--- Begin ---

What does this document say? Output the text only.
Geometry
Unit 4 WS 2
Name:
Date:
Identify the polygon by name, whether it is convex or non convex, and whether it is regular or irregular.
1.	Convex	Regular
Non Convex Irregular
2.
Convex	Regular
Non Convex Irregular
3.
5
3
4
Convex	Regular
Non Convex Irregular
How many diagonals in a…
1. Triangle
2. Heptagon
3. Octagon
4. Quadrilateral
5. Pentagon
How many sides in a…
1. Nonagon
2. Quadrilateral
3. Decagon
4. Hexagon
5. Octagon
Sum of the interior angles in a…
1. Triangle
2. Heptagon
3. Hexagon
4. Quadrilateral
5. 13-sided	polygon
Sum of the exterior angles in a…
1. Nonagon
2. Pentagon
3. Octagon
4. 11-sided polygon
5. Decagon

--- End ---

Work required - Copy each line of the records containing the string "angles".

Task response -
Sum of the interior angles in a…
Sum of the exterior angles in a…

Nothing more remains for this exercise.